### Exercise details
Reproduce every entry that follows word for word, but omit the images.

Records excerpted from a collection
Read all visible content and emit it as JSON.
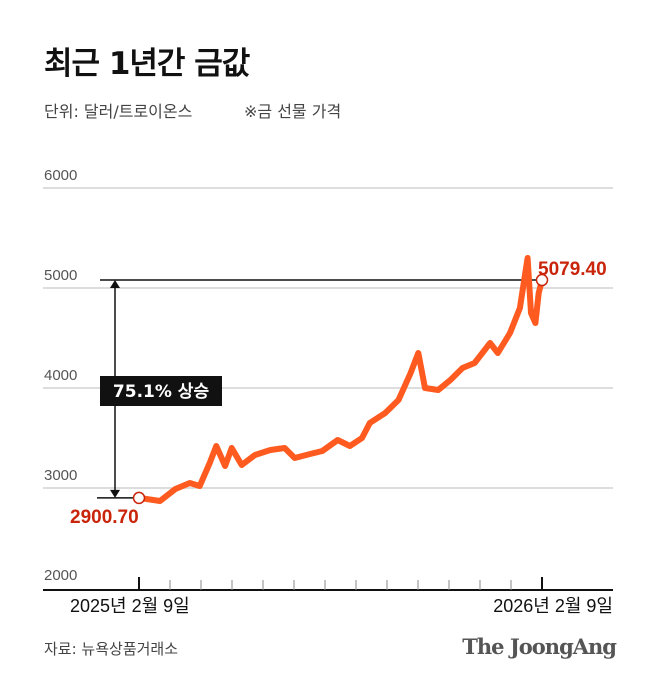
{
  "header": {
    "title": "최근 1년간 금값",
    "unit": "단위: 달러/트로이온스",
    "note": "※금 선물 가격"
  },
  "footer": {
    "source": "자료: 뉴욕상품거래소",
    "logo": "The JoongAng"
  },
  "colors": {
    "line": "#ff5a1f",
    "label": "#c8250b",
    "annotation_box": "#111111",
    "grid": "#dddddd"
  },
  "chart_data": {
    "type": "line",
    "title": "최근 1년간 금값",
    "ylabel": "",
    "xlabel": "",
    "ylim": [
      2000,
      6000
    ],
    "yticks": [
      "2000",
      "3000",
      "4000",
      "5000",
      "6000"
    ],
    "x_tick_labels": [
      "2025년 2월 9일",
      "2026년 2월 9일"
    ],
    "grid": true,
    "start_label": "2900.70",
    "end_label": "5079.40",
    "change_label": "75.1% 상승",
    "x": [
      "2025-02-09",
      "2025-02-28",
      "2025-03-14",
      "2025-03-27",
      "2025-04-05",
      "2025-04-14",
      "2025-04-20",
      "2025-04-28",
      "2025-05-04",
      "2025-05-13",
      "2025-05-25",
      "2025-06-08",
      "2025-06-21",
      "2025-06-30",
      "2025-07-14",
      "2025-07-25",
      "2025-08-08",
      "2025-08-19",
      "2025-08-30",
      "2025-09-06",
      "2025-09-20",
      "2025-10-02",
      "2025-10-13",
      "2025-10-20",
      "2025-10-26",
      "2025-11-07",
      "2025-11-18",
      "2025-11-29",
      "2025-12-10",
      "2025-12-24",
      "2025-12-31",
      "2026-01-11",
      "2026-01-20",
      "2026-01-27",
      "2026-01-30",
      "2026-02-03",
      "2026-02-06",
      "2026-02-09"
    ],
    "values": [
      2900.7,
      2870,
      2990,
      3050,
      3020,
      3250,
      3420,
      3220,
      3400,
      3230,
      3330,
      3380,
      3400,
      3300,
      3340,
      3370,
      3480,
      3420,
      3500,
      3650,
      3750,
      3880,
      4150,
      4350,
      4000,
      3980,
      4080,
      4200,
      4250,
      4450,
      4350,
      4550,
      4800,
      5300,
      4750,
      4650,
      4950,
      5079.4
    ]
  }
}
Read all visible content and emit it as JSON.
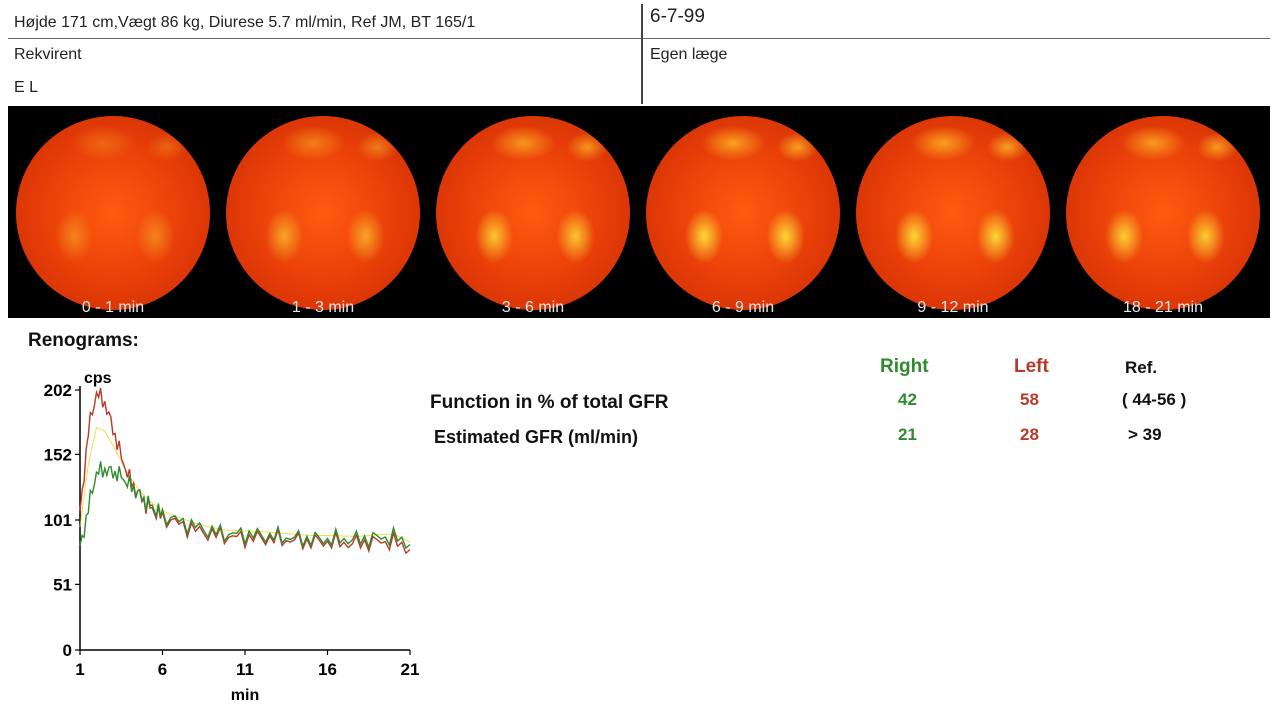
{
  "header": {
    "patient_info": "Højde 171 cm,Vægt  86 kg, Diurese 5.7 ml/min, Ref JM, BT 165/1",
    "date": "6-7-99",
    "rekvirent_label": "Rekvirent",
    "rekvirent_value": "E L",
    "egen_laege_label": "Egen læge"
  },
  "frames": [
    {
      "label": "0 - 1 min",
      "level": 0.35
    },
    {
      "label": "1 - 3 min",
      "level": 0.55
    },
    {
      "label": "3 - 6 min",
      "level": 0.75
    },
    {
      "label": "6 - 9 min",
      "level": 0.85
    },
    {
      "label": "9 - 12 min",
      "level": 0.85
    },
    {
      "label": "18 - 21 min",
      "level": 0.8
    }
  ],
  "renogram": {
    "title": "Renograms:",
    "ylabel": "cps",
    "xlabel": "min"
  },
  "results": {
    "function_label": "Function in % of total GFR",
    "gfr_label": "Estimated GFR (ml/min)",
    "headers": {
      "right": "Right",
      "left": "Left",
      "ref": "Ref."
    },
    "function": {
      "right": "42",
      "left": "58",
      "ref": "( 44-56 )"
    },
    "gfr": {
      "right": "21",
      "left": "28",
      "ref": "> 39"
    }
  },
  "colors": {
    "right": "#2e8b2e",
    "left": "#b83a2a",
    "ref": "#111111",
    "yellow_trace": "#e8d000"
  },
  "chart_data": {
    "type": "line",
    "ylabel": "cps",
    "xlabel": "min",
    "x_ticks": [
      1,
      6,
      11,
      16,
      21
    ],
    "y_ticks": [
      0,
      51,
      101,
      152,
      202
    ],
    "xlim": [
      1,
      21
    ],
    "ylim": [
      0,
      202
    ],
    "x": [
      1,
      1.5,
      2,
      2.5,
      3,
      3.5,
      4,
      4.5,
      5,
      5.5,
      6,
      7,
      8,
      9,
      10,
      11,
      12,
      13,
      14,
      15,
      16,
      17,
      18,
      19,
      20,
      21
    ],
    "series": [
      {
        "name": "Right",
        "color": "#2e8b2e",
        "values": [
          78,
          110,
          138,
          140,
          138,
          135,
          128,
          122,
          115,
          110,
          105,
          100,
          96,
          92,
          90,
          90,
          89,
          88,
          87,
          86,
          86,
          86,
          86,
          87,
          88,
          82
        ]
      },
      {
        "name": "Left",
        "color": "#b83a2a",
        "values": [
          105,
          170,
          200,
          192,
          172,
          150,
          133,
          122,
          113,
          108,
          103,
          98,
          93,
          90,
          88,
          87,
          87,
          86,
          85,
          84,
          84,
          83,
          83,
          84,
          84,
          78
        ]
      }
    ]
  }
}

### Written solution
Read all visible content and emit it as JSON.
{
  "header": {
    "title": "최근 1년간 금값",
    "unit": "단위: 달러/트로이온스",
    "note": "※금 선물 가격"
  },
  "footer": {
    "source": "자료: 뉴욕상품거래소",
    "logo": "The JoongAng"
  },
  "colors": {
    "line": "#ff5a1f",
    "label": "#c8250b",
    "annotation_box": "#111111",
    "grid": "#dddddd"
  },
  "chart_data": {
    "type": "line",
    "title": "최근 1년간 금값",
    "ylabel": "",
    "xlabel": "",
    "ylim": [
      2000,
      6000
    ],
    "yticks": [
      "2000",
      "3000",
      "4000",
      "5000",
      "6000"
    ],
    "x_tick_labels": [
      "2025년 2월 9일",
      "2026년 2월 9일"
    ],
    "grid": true,
    "start_label": "2900.70",
    "end_label": "5079.40",
    "change_label": "75.1% 상승",
    "x": [
      "2025-02-09",
      "2025-02-28",
      "2025-03-14",
      "2025-03-27",
      "2025-04-05",
      "2025-04-14",
      "2025-04-20",
      "2025-04-28",
      "2025-05-04",
      "2025-05-13",
      "2025-05-25",
      "2025-06-08",
      "2025-06-21",
      "2025-06-30",
      "2025-07-14",
      "2025-07-25",
      "2025-08-08",
      "2025-08-19",
      "2025-08-30",
      "2025-09-06",
      "2025-09-20",
      "2025-10-02",
      "2025-10-13",
      "2025-10-20",
      "2025-10-26",
      "2025-11-07",
      "2025-11-18",
      "2025-11-29",
      "2025-12-10",
      "2025-12-24",
      "2025-12-31",
      "2026-01-11",
      "2026-01-20",
      "2026-01-27",
      "2026-01-30",
      "2026-02-03",
      "2026-02-06",
      "2026-02-09"
    ],
    "values": [
      2900.7,
      2870,
      2990,
      3050,
      3020,
      3250,
      3420,
      3220,
      3400,
      3230,
      3330,
      3380,
      3400,
      3300,
      3340,
      3370,
      3480,
      3420,
      3500,
      3650,
      3750,
      3880,
      4150,
      4350,
      4000,
      3980,
      4080,
      4200,
      4250,
      4450,
      4350,
      4550,
      4800,
      5300,
      4750,
      4650,
      4950,
      5079.4
    ]
  }
}
Read all visible content and emit it as JSON.
{
  "header": {
    "patient_info": "Højde 171 cm,Vægt  86 kg, Diurese 5.7 ml/min, Ref JM, BT 165/1",
    "date": "6-7-99",
    "rekvirent_label": "Rekvirent",
    "rekvirent_value": "E L",
    "egen_laege_label": "Egen læge"
  },
  "frames": [
    {
      "label": "0 - 1 min",
      "level": 0.35
    },
    {
      "label": "1 - 3 min",
      "level": 0.55
    },
    {
      "label": "3 - 6 min",
      "level": 0.75
    },
    {
      "label": "6 - 9 min",
      "level": 0.85
    },
    {
      "label": "9 - 12 min",
      "level": 0.85
    },
    {
      "label": "18 - 21 min",
      "level": 0.8
    }
  ],
  "renogram": {
    "title": "Renograms:",
    "ylabel": "cps",
    "xlabel": "min"
  },
  "results": {
    "function_label": "Function in % of total GFR",
    "gfr_label": "Estimated GFR (ml/min)",
    "headers": {
      "right": "Right",
      "left": "Left",
      "ref": "Ref."
    },
    "function": {
      "right": "42",
      "left": "58",
      "ref": "( 44-56 )"
    },
    "gfr": {
      "right": "21",
      "left": "28",
      "ref": "> 39"
    }
  },
  "colors": {
    "right": "#2e8b2e",
    "left": "#b83a2a",
    "ref": "#111111",
    "yellow_trace": "#e8d000"
  },
  "chart_data": {
    "type": "line",
    "ylabel": "cps",
    "xlabel": "min",
    "x_ticks": [
      1,
      6,
      11,
      16,
      21
    ],
    "y_ticks": [
      0,
      51,
      101,
      152,
      202
    ],
    "xlim": [
      1,
      21
    ],
    "ylim": [
      0,
      202
    ],
    "x": [
      1,
      1.5,
      2,
      2.5,
      3,
      3.5,
      4,
      4.5,
      5,
      5.5,
      6,
      7,
      8,
      9,
      10,
      11,
      12,
      13,
      14,
      15,
      16,
      17,
      18,
      19,
      20,
      21
    ],
    "series": [
      {
        "name": "Right",
        "color": "#2e8b2e",
        "values": [
          78,
          110,
          138,
          140,
          138,
          135,
          128,
          122,
          115,
          110,
          105,
          100,
          96,
          92,
          90,
          90,
          89,
          88,
          87,
          86,
          86,
          86,
          86,
          87,
          88,
          82
        ]
      },
      {
        "name": "Left",
        "color": "#b83a2a",
        "values": [
          105,
          170,
          200,
          192,
          172,
          150,
          133,
          122,
          113,
          108,
          103,
          98,
          93,
          90,
          88,
          87,
          87,
          86,
          85,
          84,
          84,
          83,
          83,
          84,
          84,
          78
        ]
      }
    ]
  }
}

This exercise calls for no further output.